### Aim of the task
Repeat all of the material exactly as given.

## START Records provided

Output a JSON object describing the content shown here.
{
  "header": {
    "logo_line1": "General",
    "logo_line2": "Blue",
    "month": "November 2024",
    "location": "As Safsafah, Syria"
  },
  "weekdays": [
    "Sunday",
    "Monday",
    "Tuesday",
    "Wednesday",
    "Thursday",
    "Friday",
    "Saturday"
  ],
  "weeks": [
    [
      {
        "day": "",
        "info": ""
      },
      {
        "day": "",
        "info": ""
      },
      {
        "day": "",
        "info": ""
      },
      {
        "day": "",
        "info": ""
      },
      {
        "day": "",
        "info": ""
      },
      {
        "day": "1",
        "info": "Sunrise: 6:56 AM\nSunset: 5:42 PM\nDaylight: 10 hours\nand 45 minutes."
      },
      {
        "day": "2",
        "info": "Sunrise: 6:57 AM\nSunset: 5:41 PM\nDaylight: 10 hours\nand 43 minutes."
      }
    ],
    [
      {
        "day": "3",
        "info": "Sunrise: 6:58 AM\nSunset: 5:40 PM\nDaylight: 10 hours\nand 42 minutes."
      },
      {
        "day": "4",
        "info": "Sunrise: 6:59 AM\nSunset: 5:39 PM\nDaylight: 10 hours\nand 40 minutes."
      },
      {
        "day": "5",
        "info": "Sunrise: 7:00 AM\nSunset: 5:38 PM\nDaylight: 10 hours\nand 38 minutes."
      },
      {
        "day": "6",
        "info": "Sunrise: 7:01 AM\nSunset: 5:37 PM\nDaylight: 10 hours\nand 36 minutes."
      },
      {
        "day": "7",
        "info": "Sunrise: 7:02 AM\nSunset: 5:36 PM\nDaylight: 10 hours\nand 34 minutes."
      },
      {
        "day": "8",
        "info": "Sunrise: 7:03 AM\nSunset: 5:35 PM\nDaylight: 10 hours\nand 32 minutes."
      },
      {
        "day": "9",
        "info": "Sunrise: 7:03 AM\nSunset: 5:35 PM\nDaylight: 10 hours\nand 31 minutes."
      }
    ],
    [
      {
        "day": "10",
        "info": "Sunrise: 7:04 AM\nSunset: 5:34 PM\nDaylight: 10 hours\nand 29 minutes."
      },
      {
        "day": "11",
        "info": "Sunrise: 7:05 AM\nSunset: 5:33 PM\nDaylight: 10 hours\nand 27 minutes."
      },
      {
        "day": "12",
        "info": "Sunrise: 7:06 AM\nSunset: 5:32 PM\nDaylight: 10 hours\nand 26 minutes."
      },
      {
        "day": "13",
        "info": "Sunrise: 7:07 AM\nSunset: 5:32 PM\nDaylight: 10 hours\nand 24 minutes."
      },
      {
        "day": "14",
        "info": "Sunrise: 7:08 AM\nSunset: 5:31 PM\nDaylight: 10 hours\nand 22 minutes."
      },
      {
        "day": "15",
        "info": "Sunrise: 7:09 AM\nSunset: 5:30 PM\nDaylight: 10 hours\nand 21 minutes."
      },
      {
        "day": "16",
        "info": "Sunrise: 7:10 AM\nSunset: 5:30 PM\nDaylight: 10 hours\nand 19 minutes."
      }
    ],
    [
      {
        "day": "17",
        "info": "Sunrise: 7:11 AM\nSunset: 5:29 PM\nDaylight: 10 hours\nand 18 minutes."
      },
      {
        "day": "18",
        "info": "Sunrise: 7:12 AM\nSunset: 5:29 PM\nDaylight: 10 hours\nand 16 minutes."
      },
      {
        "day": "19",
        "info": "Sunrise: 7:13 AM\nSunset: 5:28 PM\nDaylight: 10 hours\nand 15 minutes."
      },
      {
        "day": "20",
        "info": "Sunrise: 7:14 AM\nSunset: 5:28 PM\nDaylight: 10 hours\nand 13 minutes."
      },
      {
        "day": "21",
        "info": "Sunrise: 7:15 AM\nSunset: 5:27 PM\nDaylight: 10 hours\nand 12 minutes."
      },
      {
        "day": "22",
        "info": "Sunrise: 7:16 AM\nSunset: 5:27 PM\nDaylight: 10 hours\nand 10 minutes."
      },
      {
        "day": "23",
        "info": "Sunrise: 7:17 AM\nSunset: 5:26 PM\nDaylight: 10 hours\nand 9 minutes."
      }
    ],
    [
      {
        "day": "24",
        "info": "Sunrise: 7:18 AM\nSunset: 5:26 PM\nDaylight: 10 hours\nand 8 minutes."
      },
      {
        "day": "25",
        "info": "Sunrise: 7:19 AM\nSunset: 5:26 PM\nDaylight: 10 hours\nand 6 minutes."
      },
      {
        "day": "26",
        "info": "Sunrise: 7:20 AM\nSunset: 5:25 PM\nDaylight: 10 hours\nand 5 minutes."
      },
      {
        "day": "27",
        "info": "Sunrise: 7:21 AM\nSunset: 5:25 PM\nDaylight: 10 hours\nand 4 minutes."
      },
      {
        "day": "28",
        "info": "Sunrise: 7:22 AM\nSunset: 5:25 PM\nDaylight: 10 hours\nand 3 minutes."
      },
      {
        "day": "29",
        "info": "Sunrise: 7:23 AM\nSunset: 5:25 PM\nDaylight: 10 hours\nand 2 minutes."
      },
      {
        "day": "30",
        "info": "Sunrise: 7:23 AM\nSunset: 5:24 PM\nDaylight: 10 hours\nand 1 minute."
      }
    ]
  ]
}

## END Records provided

### Correct response
Output a JSON object describing the content shown here.
{
  "header": {
    "logo_line1": "General",
    "logo_line2": "Blue",
    "month": "November 2024",
    "location": "As Safsafah, Syria"
  },
  "weekdays": [
    "Sunday",
    "Monday",
    "Tuesday",
    "Wednesday",
    "Thursday",
    "Friday",
    "Saturday"
  ],
  "weeks": [
    [
      {
        "day": "",
        "info": ""
      },
      {
        "day": "",
        "info": ""
      },
      {
        "day": "",
        "info": ""
      },
      {
        "day": "",
        "info": ""
      },
      {
        "day": "",
        "info": ""
      },
      {
        "day": "1",
        "info": "Sunrise: 6:56 AM\nSunset: 5:42 PM\nDaylight: 10 hours\nand 45 minutes."
      },
      {
        "day": "2",
        "info": "Sunrise: 6:57 AM\nSunset: 5:41 PM\nDaylight: 10 hours\nand 43 minutes."
      }
    ],
    [
      {
        "day": "3",
        "info": "Sunrise: 6:58 AM\nSunset: 5:40 PM\nDaylight: 10 hours\nand 42 minutes."
      },
      {
        "day": "4",
        "info": "Sunrise: 6:59 AM\nSunset: 5:39 PM\nDaylight: 10 hours\nand 40 minutes."
      },
      {
        "day": "5",
        "info": "Sunrise: 7:00 AM\nSunset: 5:38 PM\nDaylight: 10 hours\nand 38 minutes."
      },
      {
        "day": "6",
        "info": "Sunrise: 7:01 AM\nSunset: 5:37 PM\nDaylight: 10 hours\nand 36 minutes."
      },
      {
        "day": "7",
        "info": "Sunrise: 7:02 AM\nSunset: 5:36 PM\nDaylight: 10 hours\nand 34 minutes."
      },
      {
        "day": "8",
        "info": "Sunrise: 7:03 AM\nSunset: 5:35 PM\nDaylight: 10 hours\nand 32 minutes."
      },
      {
        "day": "9",
        "info": "Sunrise: 7:03 AM\nSunset: 5:35 PM\nDaylight: 10 hours\nand 31 minutes."
      }
    ],
    [
      {
        "day": "10",
        "info": "Sunrise: 7:04 AM\nSunset: 5:34 PM\nDaylight: 10 hours\nand 29 minutes."
      },
      {
        "day": "11",
        "info": "Sunrise: 7:05 AM\nSunset: 5:33 PM\nDaylight: 10 hours\nand 27 minutes."
      },
      {
        "day": "12",
        "info": "Sunrise: 7:06 AM\nSunset: 5:32 PM\nDaylight: 10 hours\nand 26 minutes."
      },
      {
        "day": "13",
        "info": "Sunrise: 7:07 AM\nSunset: 5:32 PM\nDaylight: 10 hours\nand 24 minutes."
      },
      {
        "day": "14",
        "info": "Sunrise: 7:08 AM\nSunset: 5:31 PM\nDaylight: 10 hours\nand 22 minutes."
      },
      {
        "day": "15",
        "info": "Sunrise: 7:09 AM\nSunset: 5:30 PM\nDaylight: 10 hours\nand 21 minutes."
      },
      {
        "day": "16",
        "info": "Sunrise: 7:10 AM\nSunset: 5:30 PM\nDaylight: 10 hours\nand 19 minutes."
      }
    ],
    [
      {
        "day": "17",
        "info": "Sunrise: 7:11 AM\nSunset: 5:29 PM\nDaylight: 10 hours\nand 18 minutes."
      },
      {
        "day": "18",
        "info": "Sunrise: 7:12 AM\nSunset: 5:29 PM\nDaylight: 10 hours\nand 16 minutes."
      },
      {
        "day": "19",
        "info": "Sunrise: 7:13 AM\nSunset: 5:28 PM\nDaylight: 10 hours\nand 15 minutes."
      },
      {
        "day": "20",
        "info": "Sunrise: 7:14 AM\nSunset: 5:28 PM\nDaylight: 10 hours\nand 13 minutes."
      },
      {
        "day": "21",
        "info": "Sunrise: 7:15 AM\nSunset: 5:27 PM\nDaylight: 10 hours\nand 12 minutes."
      },
      {
        "day": "22",
        "info": "Sunrise: 7:16 AM\nSunset: 5:27 PM\nDaylight: 10 hours\nand 10 minutes."
      },
      {
        "day": "23",
        "info": "Sunrise: 7:17 AM\nSunset: 5:26 PM\nDaylight: 10 hours\nand 9 minutes."
      }
    ],
    [
      {
        "day": "24",
        "info": "Sunrise: 7:18 AM\nSunset: 5:26 PM\nDaylight: 10 hours\nand 8 minutes."
      },
      {
        "day": "25",
        "info": "Sunrise: 7:19 AM\nSunset: 5:26 PM\nDaylight: 10 hours\nand 6 minutes."
      },
      {
        "day": "26",
        "info": "Sunrise: 7:20 AM\nSunset: 5:25 PM\nDaylight: 10 hours\nand 5 minutes."
      },
      {
        "day": "27",
        "info": "Sunrise: 7:21 AM\nSunset: 5:25 PM\nDaylight: 10 hours\nand 4 minutes."
      },
      {
        "day": "28",
        "info": "Sunrise: 7:22 AM\nSunset: 5:25 PM\nDaylight: 10 hours\nand 3 minutes."
      },
      {
        "day": "29",
        "info": "Sunrise: 7:23 AM\nSunset: 5:25 PM\nDaylight: 10 hours\nand 2 minutes."
      },
      {
        "day": "30",
        "info": "Sunrise: 7:23 AM\nSunset: 5:24 PM\nDaylight: 10 hours\nand 1 minute."
      }
    ]
  ]
}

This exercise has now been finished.